# Listed entries
■ ■ ■ ■ ■

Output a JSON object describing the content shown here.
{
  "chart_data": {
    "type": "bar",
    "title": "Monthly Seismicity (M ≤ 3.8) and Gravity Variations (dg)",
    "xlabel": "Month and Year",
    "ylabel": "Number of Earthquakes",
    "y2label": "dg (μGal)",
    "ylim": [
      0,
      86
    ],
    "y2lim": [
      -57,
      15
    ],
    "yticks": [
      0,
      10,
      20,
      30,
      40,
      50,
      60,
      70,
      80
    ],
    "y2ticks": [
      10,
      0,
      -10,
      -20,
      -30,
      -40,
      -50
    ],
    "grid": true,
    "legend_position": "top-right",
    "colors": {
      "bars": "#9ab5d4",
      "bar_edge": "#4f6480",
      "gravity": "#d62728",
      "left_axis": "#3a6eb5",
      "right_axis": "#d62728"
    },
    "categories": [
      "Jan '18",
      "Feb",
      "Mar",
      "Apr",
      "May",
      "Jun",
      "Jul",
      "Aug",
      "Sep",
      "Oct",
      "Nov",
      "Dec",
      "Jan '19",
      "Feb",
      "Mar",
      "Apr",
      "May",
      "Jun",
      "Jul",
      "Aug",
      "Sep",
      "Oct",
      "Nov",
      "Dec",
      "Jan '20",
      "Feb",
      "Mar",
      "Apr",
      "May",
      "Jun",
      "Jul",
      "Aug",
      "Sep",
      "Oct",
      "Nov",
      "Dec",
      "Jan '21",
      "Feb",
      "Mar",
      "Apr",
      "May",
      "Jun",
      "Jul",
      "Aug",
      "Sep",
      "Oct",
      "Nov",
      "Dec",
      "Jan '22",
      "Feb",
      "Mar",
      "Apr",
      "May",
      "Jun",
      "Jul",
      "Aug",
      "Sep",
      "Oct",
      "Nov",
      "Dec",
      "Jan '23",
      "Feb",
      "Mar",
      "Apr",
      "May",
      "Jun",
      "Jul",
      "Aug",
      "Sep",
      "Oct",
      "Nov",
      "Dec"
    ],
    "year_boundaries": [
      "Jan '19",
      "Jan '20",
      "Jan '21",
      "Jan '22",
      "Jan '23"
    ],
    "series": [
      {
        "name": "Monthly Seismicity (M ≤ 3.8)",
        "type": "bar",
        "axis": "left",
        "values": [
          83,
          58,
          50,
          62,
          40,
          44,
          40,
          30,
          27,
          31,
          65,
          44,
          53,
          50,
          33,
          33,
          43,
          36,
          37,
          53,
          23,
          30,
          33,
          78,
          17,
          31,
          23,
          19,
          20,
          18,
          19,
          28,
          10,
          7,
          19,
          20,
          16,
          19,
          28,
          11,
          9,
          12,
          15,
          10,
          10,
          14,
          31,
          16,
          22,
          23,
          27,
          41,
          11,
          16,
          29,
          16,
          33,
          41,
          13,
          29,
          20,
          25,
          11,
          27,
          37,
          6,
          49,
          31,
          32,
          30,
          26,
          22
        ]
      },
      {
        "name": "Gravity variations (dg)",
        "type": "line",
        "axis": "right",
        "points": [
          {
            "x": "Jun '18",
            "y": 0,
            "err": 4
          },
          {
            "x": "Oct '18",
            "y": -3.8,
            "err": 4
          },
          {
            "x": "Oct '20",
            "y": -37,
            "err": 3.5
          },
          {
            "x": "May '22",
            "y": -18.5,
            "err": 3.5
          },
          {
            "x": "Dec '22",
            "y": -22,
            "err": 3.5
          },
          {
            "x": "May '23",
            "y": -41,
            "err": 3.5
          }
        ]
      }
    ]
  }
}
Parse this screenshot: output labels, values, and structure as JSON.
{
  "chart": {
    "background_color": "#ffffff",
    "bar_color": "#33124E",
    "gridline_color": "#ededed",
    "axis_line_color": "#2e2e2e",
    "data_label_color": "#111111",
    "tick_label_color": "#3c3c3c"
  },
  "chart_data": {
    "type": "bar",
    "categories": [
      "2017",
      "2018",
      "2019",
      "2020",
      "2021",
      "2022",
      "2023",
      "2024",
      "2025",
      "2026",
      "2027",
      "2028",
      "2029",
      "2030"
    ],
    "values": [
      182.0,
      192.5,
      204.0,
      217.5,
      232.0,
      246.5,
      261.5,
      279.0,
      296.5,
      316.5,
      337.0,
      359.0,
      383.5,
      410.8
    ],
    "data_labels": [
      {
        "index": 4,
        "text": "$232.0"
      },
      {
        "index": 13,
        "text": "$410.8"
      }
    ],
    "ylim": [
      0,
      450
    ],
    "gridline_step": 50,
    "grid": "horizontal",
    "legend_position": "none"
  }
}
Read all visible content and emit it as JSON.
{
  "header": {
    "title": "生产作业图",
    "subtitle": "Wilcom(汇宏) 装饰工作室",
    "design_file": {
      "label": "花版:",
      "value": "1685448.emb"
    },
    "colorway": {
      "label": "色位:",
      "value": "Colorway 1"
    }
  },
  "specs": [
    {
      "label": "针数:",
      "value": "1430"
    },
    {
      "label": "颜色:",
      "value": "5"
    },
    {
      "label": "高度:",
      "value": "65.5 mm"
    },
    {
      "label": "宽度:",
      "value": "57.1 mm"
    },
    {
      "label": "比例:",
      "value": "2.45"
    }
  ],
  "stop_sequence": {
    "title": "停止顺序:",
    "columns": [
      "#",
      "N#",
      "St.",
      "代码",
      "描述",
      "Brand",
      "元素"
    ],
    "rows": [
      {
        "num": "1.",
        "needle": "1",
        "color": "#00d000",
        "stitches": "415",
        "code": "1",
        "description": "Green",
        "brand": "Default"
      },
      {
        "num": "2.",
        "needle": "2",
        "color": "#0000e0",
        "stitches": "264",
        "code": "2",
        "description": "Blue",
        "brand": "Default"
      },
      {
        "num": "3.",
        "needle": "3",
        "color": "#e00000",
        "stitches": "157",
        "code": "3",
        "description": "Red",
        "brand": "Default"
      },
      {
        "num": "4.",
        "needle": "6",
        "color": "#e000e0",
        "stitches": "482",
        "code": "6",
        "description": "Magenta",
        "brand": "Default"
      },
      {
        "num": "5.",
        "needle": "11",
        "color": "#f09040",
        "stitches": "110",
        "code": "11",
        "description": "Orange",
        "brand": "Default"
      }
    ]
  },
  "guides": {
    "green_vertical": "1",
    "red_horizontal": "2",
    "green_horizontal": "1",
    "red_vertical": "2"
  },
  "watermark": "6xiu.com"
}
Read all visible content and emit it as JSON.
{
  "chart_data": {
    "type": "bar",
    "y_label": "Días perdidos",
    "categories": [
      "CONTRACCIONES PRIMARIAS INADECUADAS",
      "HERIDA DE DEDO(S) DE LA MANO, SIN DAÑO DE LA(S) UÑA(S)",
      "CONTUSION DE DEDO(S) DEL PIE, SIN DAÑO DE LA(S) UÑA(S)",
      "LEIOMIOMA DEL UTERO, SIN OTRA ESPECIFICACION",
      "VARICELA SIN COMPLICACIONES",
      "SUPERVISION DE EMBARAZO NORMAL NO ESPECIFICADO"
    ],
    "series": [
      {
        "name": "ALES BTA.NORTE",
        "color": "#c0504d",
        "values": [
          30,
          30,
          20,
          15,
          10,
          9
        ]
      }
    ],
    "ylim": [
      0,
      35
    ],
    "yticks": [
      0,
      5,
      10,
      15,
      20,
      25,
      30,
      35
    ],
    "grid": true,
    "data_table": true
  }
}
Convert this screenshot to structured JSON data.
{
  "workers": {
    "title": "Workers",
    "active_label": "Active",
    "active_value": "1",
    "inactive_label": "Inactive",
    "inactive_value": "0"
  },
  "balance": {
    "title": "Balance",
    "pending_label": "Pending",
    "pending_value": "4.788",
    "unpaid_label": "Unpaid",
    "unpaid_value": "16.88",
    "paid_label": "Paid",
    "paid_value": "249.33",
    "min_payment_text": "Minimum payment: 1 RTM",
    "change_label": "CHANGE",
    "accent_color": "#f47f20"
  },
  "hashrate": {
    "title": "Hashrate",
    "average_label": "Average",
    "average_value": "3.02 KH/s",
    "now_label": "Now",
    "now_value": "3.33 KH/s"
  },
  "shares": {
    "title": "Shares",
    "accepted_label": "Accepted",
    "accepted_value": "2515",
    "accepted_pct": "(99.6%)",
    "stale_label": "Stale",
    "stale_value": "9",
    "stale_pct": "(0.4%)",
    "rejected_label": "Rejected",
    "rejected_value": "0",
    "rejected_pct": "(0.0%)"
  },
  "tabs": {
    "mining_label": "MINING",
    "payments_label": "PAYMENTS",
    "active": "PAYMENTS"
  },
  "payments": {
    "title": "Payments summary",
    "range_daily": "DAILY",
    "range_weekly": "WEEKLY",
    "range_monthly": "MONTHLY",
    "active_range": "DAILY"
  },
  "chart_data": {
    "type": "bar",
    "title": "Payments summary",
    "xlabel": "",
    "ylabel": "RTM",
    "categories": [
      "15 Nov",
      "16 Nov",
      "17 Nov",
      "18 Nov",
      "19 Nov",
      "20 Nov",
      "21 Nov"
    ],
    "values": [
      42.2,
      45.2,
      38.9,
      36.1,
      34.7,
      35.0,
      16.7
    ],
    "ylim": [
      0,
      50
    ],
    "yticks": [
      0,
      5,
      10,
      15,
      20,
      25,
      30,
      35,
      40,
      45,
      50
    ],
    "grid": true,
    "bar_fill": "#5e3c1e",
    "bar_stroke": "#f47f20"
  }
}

■ ■ ■ ■ ■

# What you are asked to do
Filter out every line that lacks the word "DEDO", and copy the rest.

# Complete answer
      "HERIDA DE DEDO(S) DE LA MANO, SIN DAÑO DE LA(S) UÑA(S)",
      "CONTUSION DE DEDO(S) DEL PIE, SIN DAÑO DE LA(S) UÑA(S)",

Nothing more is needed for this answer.